## Written problem:
Copy each line that contains the word "implementación".

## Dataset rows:
[START]
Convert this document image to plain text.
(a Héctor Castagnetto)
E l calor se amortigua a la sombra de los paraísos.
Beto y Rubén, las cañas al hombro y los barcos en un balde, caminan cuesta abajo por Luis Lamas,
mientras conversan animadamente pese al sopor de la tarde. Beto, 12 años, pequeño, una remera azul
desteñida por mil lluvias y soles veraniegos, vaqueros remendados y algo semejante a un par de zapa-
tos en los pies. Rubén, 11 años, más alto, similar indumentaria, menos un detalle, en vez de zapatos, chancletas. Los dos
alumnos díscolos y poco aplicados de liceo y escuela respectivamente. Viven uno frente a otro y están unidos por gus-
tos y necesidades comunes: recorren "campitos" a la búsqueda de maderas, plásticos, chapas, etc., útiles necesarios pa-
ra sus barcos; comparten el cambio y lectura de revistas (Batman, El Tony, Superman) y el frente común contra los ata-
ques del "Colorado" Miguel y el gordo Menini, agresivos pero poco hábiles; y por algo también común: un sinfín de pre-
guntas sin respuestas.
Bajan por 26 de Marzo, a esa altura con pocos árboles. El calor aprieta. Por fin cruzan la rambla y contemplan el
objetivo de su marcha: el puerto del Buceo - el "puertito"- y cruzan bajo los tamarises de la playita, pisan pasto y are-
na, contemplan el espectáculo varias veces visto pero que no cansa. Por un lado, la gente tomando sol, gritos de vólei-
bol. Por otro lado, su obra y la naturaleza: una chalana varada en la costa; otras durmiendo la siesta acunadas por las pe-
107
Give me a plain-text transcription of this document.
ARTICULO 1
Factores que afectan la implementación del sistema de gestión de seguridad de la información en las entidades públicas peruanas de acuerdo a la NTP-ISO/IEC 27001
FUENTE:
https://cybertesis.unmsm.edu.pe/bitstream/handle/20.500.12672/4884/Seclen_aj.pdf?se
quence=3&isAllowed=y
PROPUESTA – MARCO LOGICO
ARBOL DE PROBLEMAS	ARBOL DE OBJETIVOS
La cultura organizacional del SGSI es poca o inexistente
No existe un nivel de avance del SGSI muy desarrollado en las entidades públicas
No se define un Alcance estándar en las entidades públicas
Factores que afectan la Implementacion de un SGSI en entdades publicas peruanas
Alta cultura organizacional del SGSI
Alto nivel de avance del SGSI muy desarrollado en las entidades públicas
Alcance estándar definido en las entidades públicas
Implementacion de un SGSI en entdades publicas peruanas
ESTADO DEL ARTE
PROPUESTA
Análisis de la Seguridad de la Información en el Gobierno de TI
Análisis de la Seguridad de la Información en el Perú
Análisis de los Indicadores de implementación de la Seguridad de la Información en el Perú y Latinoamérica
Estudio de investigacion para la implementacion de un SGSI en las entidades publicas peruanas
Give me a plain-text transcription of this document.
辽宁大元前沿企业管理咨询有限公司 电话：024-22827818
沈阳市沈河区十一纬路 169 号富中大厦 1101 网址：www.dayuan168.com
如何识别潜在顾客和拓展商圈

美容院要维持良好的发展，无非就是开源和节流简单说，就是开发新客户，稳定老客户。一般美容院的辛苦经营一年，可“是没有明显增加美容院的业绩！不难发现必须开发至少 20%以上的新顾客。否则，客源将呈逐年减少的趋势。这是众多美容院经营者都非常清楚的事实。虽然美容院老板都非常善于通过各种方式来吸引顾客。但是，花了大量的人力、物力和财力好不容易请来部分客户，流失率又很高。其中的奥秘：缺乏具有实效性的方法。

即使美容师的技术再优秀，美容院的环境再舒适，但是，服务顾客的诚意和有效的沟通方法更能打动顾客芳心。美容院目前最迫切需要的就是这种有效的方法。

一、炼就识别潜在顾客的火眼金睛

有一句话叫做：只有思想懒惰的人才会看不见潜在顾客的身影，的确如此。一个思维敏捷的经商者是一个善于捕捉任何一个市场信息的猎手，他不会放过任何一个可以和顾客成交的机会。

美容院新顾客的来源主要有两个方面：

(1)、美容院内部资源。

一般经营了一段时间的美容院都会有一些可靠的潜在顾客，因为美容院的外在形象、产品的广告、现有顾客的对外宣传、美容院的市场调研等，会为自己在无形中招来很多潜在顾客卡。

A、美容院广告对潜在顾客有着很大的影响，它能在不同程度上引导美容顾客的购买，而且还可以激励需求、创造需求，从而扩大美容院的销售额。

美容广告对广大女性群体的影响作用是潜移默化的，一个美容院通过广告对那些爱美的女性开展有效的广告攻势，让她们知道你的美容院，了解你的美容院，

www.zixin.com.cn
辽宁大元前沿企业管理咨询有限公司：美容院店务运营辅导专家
[END]
## Reply to the task:
Factores que afectan la implementación del sistema de gestión de seguridad de la información en las entidades públicas peruanas de acuerdo a la NTP-ISO/IEC 27001
Análisis de los Indicadores de implementación de la Seguridad de la Información en el Perú y Latinoamérica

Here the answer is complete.